> Data in this exercise
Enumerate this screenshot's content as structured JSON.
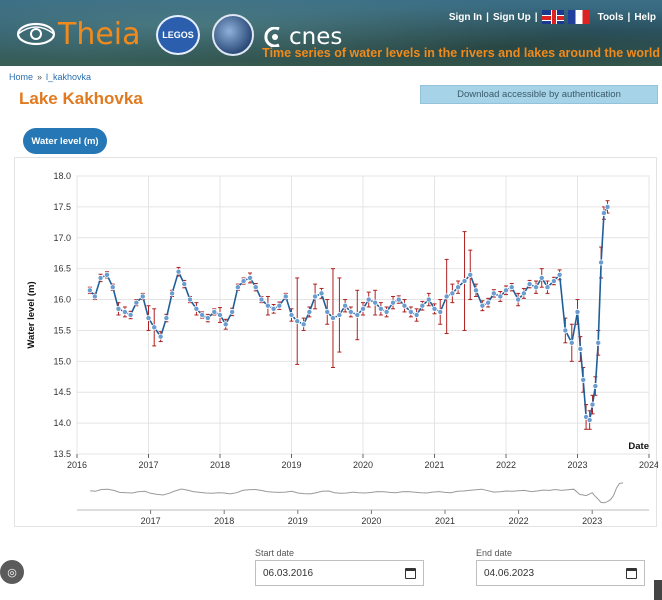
{
  "header": {
    "brand": "Theia",
    "legos_label": "LEGOS",
    "cnes_label": "cnes",
    "links": [
      "Sign In",
      "Sign Up",
      "Tools",
      "Help"
    ],
    "tagline": "Time series of water levels in the rivers and lakes around the world",
    "accent_color": "#f08a1c"
  },
  "breadcrumb": {
    "home": "Home",
    "separator": "»",
    "current": "l_kakhovka"
  },
  "page_title": "Lake Kakhovka",
  "download_label": "Download accessible by authentication",
  "tab_label": "Water level (m)",
  "form": {
    "start_label": "Start date",
    "start_value": "06.03.2016",
    "end_label": "End date",
    "end_value": "04.06.2023"
  },
  "chart_data": {
    "type": "line",
    "ylabel": "Water level (m)",
    "xlabel": "Date",
    "ylim": [
      13.5,
      18.0
    ],
    "xlim": [
      2016,
      2024
    ],
    "y_ticks": [
      "13.5",
      "14.0",
      "14.5",
      "15.0",
      "15.5",
      "16.0",
      "16.5",
      "17.0",
      "17.5",
      "18.0"
    ],
    "x_ticks": [
      "2016",
      "2017",
      "2018",
      "2019",
      "2020",
      "2021",
      "2022",
      "2023",
      "2024"
    ],
    "navigator_ticks": [
      "2017",
      "2018",
      "2019",
      "2020",
      "2021",
      "2022",
      "2023"
    ],
    "grid": true,
    "line_color": "#1f5f99",
    "marker_color": "#6b9ccf",
    "error_color": "#b02020",
    "series": [
      {
        "x": [
          2016.18,
          2016.25,
          2016.33,
          2016.42,
          2016.5,
          2016.58,
          2016.67,
          2016.75,
          2016.83,
          2016.92,
          2017.0,
          2017.08,
          2017.17,
          2017.25,
          2017.33,
          2017.42,
          2017.5,
          2017.58,
          2017.67,
          2017.75,
          2017.83,
          2017.92,
          2018.0,
          2018.08,
          2018.17,
          2018.25,
          2018.33,
          2018.42,
          2018.5,
          2018.58,
          2018.67,
          2018.75,
          2018.83,
          2018.92,
          2019.0,
          2019.08,
          2019.17,
          2019.25,
          2019.33,
          2019.42,
          2019.5,
          2019.58,
          2019.67,
          2019.75,
          2019.83,
          2019.92,
          2020.0,
          2020.08,
          2020.17,
          2020.25,
          2020.33,
          2020.42,
          2020.5,
          2020.58,
          2020.67,
          2020.75,
          2020.83,
          2020.92,
          2021.0,
          2021.08,
          2021.17,
          2021.25,
          2021.33,
          2021.42,
          2021.5,
          2021.58,
          2021.67,
          2021.75,
          2021.83,
          2021.92,
          2022.0,
          2022.08,
          2022.17,
          2022.25,
          2022.33,
          2022.42,
          2022.5,
          2022.58,
          2022.67,
          2022.75,
          2022.83,
          2022.92,
          2023.0,
          2023.04,
          2023.08,
          2023.12,
          2023.17,
          2023.21,
          2023.25,
          2023.29,
          2023.33,
          2023.37,
          2023.42
        ],
        "y": [
          16.15,
          16.05,
          16.35,
          16.4,
          16.2,
          15.85,
          15.8,
          15.75,
          15.95,
          16.05,
          15.7,
          15.55,
          15.4,
          15.7,
          16.1,
          16.45,
          16.25,
          16.0,
          15.85,
          15.75,
          15.7,
          15.8,
          15.75,
          15.6,
          15.8,
          16.2,
          16.3,
          16.35,
          16.2,
          16.0,
          15.9,
          15.85,
          15.9,
          16.05,
          15.75,
          15.65,
          15.6,
          15.8,
          16.05,
          16.1,
          15.8,
          15.7,
          15.75,
          15.9,
          15.8,
          15.75,
          15.85,
          16.0,
          15.95,
          15.85,
          15.8,
          15.95,
          16.0,
          15.9,
          15.8,
          15.75,
          15.9,
          16.0,
          15.85,
          15.8,
          16.05,
          16.1,
          16.2,
          16.3,
          16.4,
          16.15,
          15.9,
          15.95,
          16.1,
          16.05,
          16.15,
          16.2,
          16.0,
          16.1,
          16.25,
          16.2,
          16.35,
          16.2,
          16.3,
          16.4,
          15.5,
          15.3,
          15.8,
          15.2,
          14.7,
          14.1,
          14.05,
          14.3,
          14.6,
          15.3,
          16.6,
          17.4,
          17.5
        ],
        "err": [
          0.05,
          0.05,
          0.06,
          0.05,
          0.05,
          0.1,
          0.08,
          0.06,
          0.05,
          0.05,
          0.2,
          0.3,
          0.08,
          0.06,
          0.05,
          0.07,
          0.06,
          0.05,
          0.1,
          0.05,
          0.06,
          0.05,
          0.12,
          0.08,
          0.06,
          0.05,
          0.05,
          0.08,
          0.06,
          0.05,
          0.15,
          0.07,
          0.06,
          0.05,
          0.1,
          0.7,
          0.1,
          0.08,
          0.2,
          0.08,
          0.2,
          0.8,
          0.6,
          0.1,
          0.08,
          0.4,
          0.1,
          0.12,
          0.2,
          0.1,
          0.08,
          0.1,
          0.06,
          0.1,
          0.08,
          0.1,
          0.07,
          0.1,
          0.08,
          0.2,
          0.6,
          0.15,
          0.1,
          0.8,
          0.4,
          0.1,
          0.08,
          0.07,
          0.06,
          0.08,
          0.07,
          0.06,
          0.1,
          0.08,
          0.06,
          0.1,
          0.15,
          0.1,
          0.06,
          0.08,
          0.2,
          0.3,
          0.2,
          0.2,
          0.2,
          0.2,
          0.15,
          0.15,
          0.15,
          0.2,
          0.25,
          0.1,
          0.1
        ]
      }
    ]
  }
}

> Instructions for the task
Make an exact reproduction of the listing above, without any pictures.

> Completed exercise
Enumerate this screenshot's content as structured JSON.
{
  "header": {
    "brand": "Theia",
    "legos_label": "LEGOS",
    "cnes_label": "cnes",
    "links": [
      "Sign In",
      "Sign Up",
      "Tools",
      "Help"
    ],
    "tagline": "Time series of water levels in the rivers and lakes around the world",
    "accent_color": "#f08a1c"
  },
  "breadcrumb": {
    "home": "Home",
    "separator": "»",
    "current": "l_kakhovka"
  },
  "page_title": "Lake Kakhovka",
  "download_label": "Download accessible by authentication",
  "tab_label": "Water level (m)",
  "form": {
    "start_label": "Start date",
    "start_value": "06.03.2016",
    "end_label": "End date",
    "end_value": "04.06.2023"
  },
  "chart_data": {
    "type": "line",
    "ylabel": "Water level (m)",
    "xlabel": "Date",
    "ylim": [
      13.5,
      18.0
    ],
    "xlim": [
      2016,
      2024
    ],
    "y_ticks": [
      "13.5",
      "14.0",
      "14.5",
      "15.0",
      "15.5",
      "16.0",
      "16.5",
      "17.0",
      "17.5",
      "18.0"
    ],
    "x_ticks": [
      "2016",
      "2017",
      "2018",
      "2019",
      "2020",
      "2021",
      "2022",
      "2023",
      "2024"
    ],
    "navigator_ticks": [
      "2017",
      "2018",
      "2019",
      "2020",
      "2021",
      "2022",
      "2023"
    ],
    "grid": true,
    "line_color": "#1f5f99",
    "marker_color": "#6b9ccf",
    "error_color": "#b02020",
    "series": [
      {
        "x": [
          2016.18,
          2016.25,
          2016.33,
          2016.42,
          2016.5,
          2016.58,
          2016.67,
          2016.75,
          2016.83,
          2016.92,
          2017.0,
          2017.08,
          2017.17,
          2017.25,
          2017.33,
          2017.42,
          2017.5,
          2017.58,
          2017.67,
          2017.75,
          2017.83,
          2017.92,
          2018.0,
          2018.08,
          2018.17,
          2018.25,
          2018.33,
          2018.42,
          2018.5,
          2018.58,
          2018.67,
          2018.75,
          2018.83,
          2018.92,
          2019.0,
          2019.08,
          2019.17,
          2019.25,
          2019.33,
          2019.42,
          2019.5,
          2019.58,
          2019.67,
          2019.75,
          2019.83,
          2019.92,
          2020.0,
          2020.08,
          2020.17,
          2020.25,
          2020.33,
          2020.42,
          2020.5,
          2020.58,
          2020.67,
          2020.75,
          2020.83,
          2020.92,
          2021.0,
          2021.08,
          2021.17,
          2021.25,
          2021.33,
          2021.42,
          2021.5,
          2021.58,
          2021.67,
          2021.75,
          2021.83,
          2021.92,
          2022.0,
          2022.08,
          2022.17,
          2022.25,
          2022.33,
          2022.42,
          2022.5,
          2022.58,
          2022.67,
          2022.75,
          2022.83,
          2022.92,
          2023.0,
          2023.04,
          2023.08,
          2023.12,
          2023.17,
          2023.21,
          2023.25,
          2023.29,
          2023.33,
          2023.37,
          2023.42
        ],
        "y": [
          16.15,
          16.05,
          16.35,
          16.4,
          16.2,
          15.85,
          15.8,
          15.75,
          15.95,
          16.05,
          15.7,
          15.55,
          15.4,
          15.7,
          16.1,
          16.45,
          16.25,
          16.0,
          15.85,
          15.75,
          15.7,
          15.8,
          15.75,
          15.6,
          15.8,
          16.2,
          16.3,
          16.35,
          16.2,
          16.0,
          15.9,
          15.85,
          15.9,
          16.05,
          15.75,
          15.65,
          15.6,
          15.8,
          16.05,
          16.1,
          15.8,
          15.7,
          15.75,
          15.9,
          15.8,
          15.75,
          15.85,
          16.0,
          15.95,
          15.85,
          15.8,
          15.95,
          16.0,
          15.9,
          15.8,
          15.75,
          15.9,
          16.0,
          15.85,
          15.8,
          16.05,
          16.1,
          16.2,
          16.3,
          16.4,
          16.15,
          15.9,
          15.95,
          16.1,
          16.05,
          16.15,
          16.2,
          16.0,
          16.1,
          16.25,
          16.2,
          16.35,
          16.2,
          16.3,
          16.4,
          15.5,
          15.3,
          15.8,
          15.2,
          14.7,
          14.1,
          14.05,
          14.3,
          14.6,
          15.3,
          16.6,
          17.4,
          17.5
        ],
        "err": [
          0.05,
          0.05,
          0.06,
          0.05,
          0.05,
          0.1,
          0.08,
          0.06,
          0.05,
          0.05,
          0.2,
          0.3,
          0.08,
          0.06,
          0.05,
          0.07,
          0.06,
          0.05,
          0.1,
          0.05,
          0.06,
          0.05,
          0.12,
          0.08,
          0.06,
          0.05,
          0.05,
          0.08,
          0.06,
          0.05,
          0.15,
          0.07,
          0.06,
          0.05,
          0.1,
          0.7,
          0.1,
          0.08,
          0.2,
          0.08,
          0.2,
          0.8,
          0.6,
          0.1,
          0.08,
          0.4,
          0.1,
          0.12,
          0.2,
          0.1,
          0.08,
          0.1,
          0.06,
          0.1,
          0.08,
          0.1,
          0.07,
          0.1,
          0.08,
          0.2,
          0.6,
          0.15,
          0.1,
          0.8,
          0.4,
          0.1,
          0.08,
          0.07,
          0.06,
          0.08,
          0.07,
          0.06,
          0.1,
          0.08,
          0.06,
          0.1,
          0.15,
          0.1,
          0.06,
          0.08,
          0.2,
          0.3,
          0.2,
          0.2,
          0.2,
          0.2,
          0.15,
          0.15,
          0.15,
          0.2,
          0.25,
          0.1,
          0.1
        ]
      }
    ]
  }
}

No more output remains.